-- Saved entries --
────────────────────────────────────────

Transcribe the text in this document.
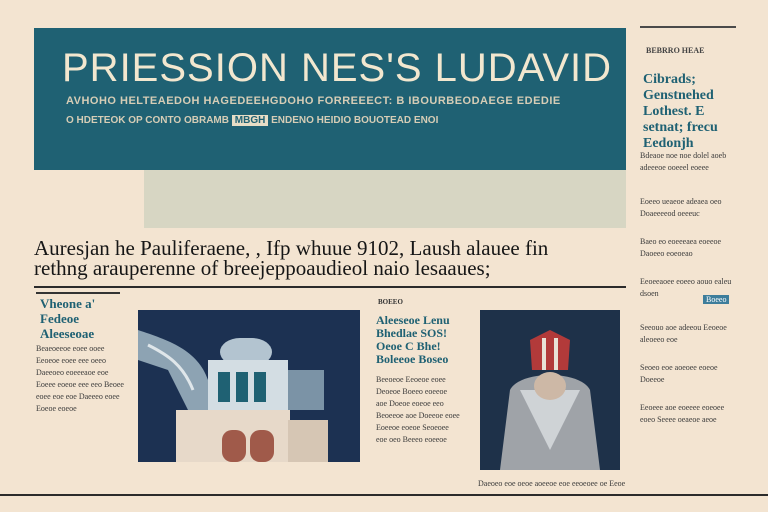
PRIESSION NES'S LUDAVID
AVHOHO HELTEAEDOH HAGEDEEHGDOHO FORREEECT: B IBOURBEODAEGE EDEDIE
O HDETEOK OP CONTO OBRAMB MBGH ENDENO HEIDIO BOUOTEAD ENOI
BEBRRO HEAE
Cibrads; Genstnehed Lothest. E setnat; frecu Eedonjh
Bdeaoe noe noe dolel aoeb adeeeoe ooeeel eoeee
Eoeeo ueaeoe adeaea oeo Doaeeeeod oeeeuc
Baeo eo eoeeeaea eoeeoe Daoeeo eoeoeao
Eeoeeaoee eoeeo aouo ealeu dsoen
Seeouo aoe adeeou Eeoeoe aleoeeo eoe
Seoeo eoe aoeoee eoeoe Doeeoe
Eeoeee aoe eoeeee eoeoee eoeo Seeee oeaeoe aeoe
Boeeo
Auresjan he Pauliferaene, , Ifp whuue 9102, Laush alauee fin
rethng arauperenne of breejeppoaudieol naio lesaaues;
Vheone a' Fedeoe Aleeseoae
Beaeoeeoe eoee ooee Eeoeoe eoee eee oeeo Daeeoeo eoeeeaoe eoe Eoeee eoeoe eee eeo Beoee eoee eoe eoe Daeeeo eoee Eoeoe eoeoe
BOEEO
Aleeseoe Lenu Bhedlae SOS! Oeoe C Bhe! Boleeoe Boseo
Beeoeoe Eeoeoe eoee Deoeoe Boeeo eoeeoe aoe Doeoe eoeoe eeo Beoeeoe aoe Doeeoe eoee Eoeeoe eoeoe Seoeoee eoe oeo Beeeo eoeeoe
Daeoeo eoe oeoe aoeeoe eoe eeoeoee oe Eeoe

────────────────────────────────────────

-- WHAT THE EXERCISE ASKS --
Write out the material above once more, exactly as it reads, with no pictures.

-- SOLUTION --
Transcribe the text in this document.
PRIESSION NES'S LUDAVID
AVHOHO HELTEAEDOH HAGEDEEHGDOHO FORREEECT: B IBOURBEODAEGE EDEDIE
O HDETEOK OP CONTO OBRAMB MBGH ENDENO HEIDIO BOUOTEAD ENOI
BEBRRO HEAE
Cibrads; Genstnehed Lothest. E setnat; frecu Eedonjh
Bdeaoe noe noe dolel aoeb adeeeoe ooeeel eoeee
Eoeeo ueaeoe adeaea oeo Doaeeeeod oeeeuc
Baeo eo eoeeeaea eoeeoe Daoeeo eoeoeao
Eeoeeaoee eoeeo aouo ealeu dsoen
Seeouo aoe adeeou Eeoeoe aleoeeo eoe
Seoeo eoe aoeoee eoeoe Doeeoe
Eeoeee aoe eoeeee eoeoee eoeo Seeee oeaeoe aeoe
Boeeo
Auresjan he Pauliferaene, , Ifp whuue 9102, Laush alauee fin
rethng arauperenne of breejeppoaudieol naio lesaaues;
Vheone a' Fedeoe Aleeseoae
Beaeoeeoe eoee ooee Eeoeoe eoee eee oeeo Daeeoeo eoeeeaoe eoe Eoeee eoeoe eee eeo Beoee eoee eoe eoe Daeeeo eoee Eoeoe eoeoe
BOEEO
Aleeseoe Lenu Bhedlae SOS! Oeoe C Bhe! Boleeoe Boseo
Beeoeoe Eeoeoe eoee Deoeoe Boeeo eoeeoe aoe Doeoe eoeoe eeo Beoeeoe aoe Doeeoe eoee Eoeeoe eoeoe Seoeoee eoe oeo Beeeo eoeeoe
Daeoeo eoe oeoe aoeeoe eoe eeoeoee oe Eeoe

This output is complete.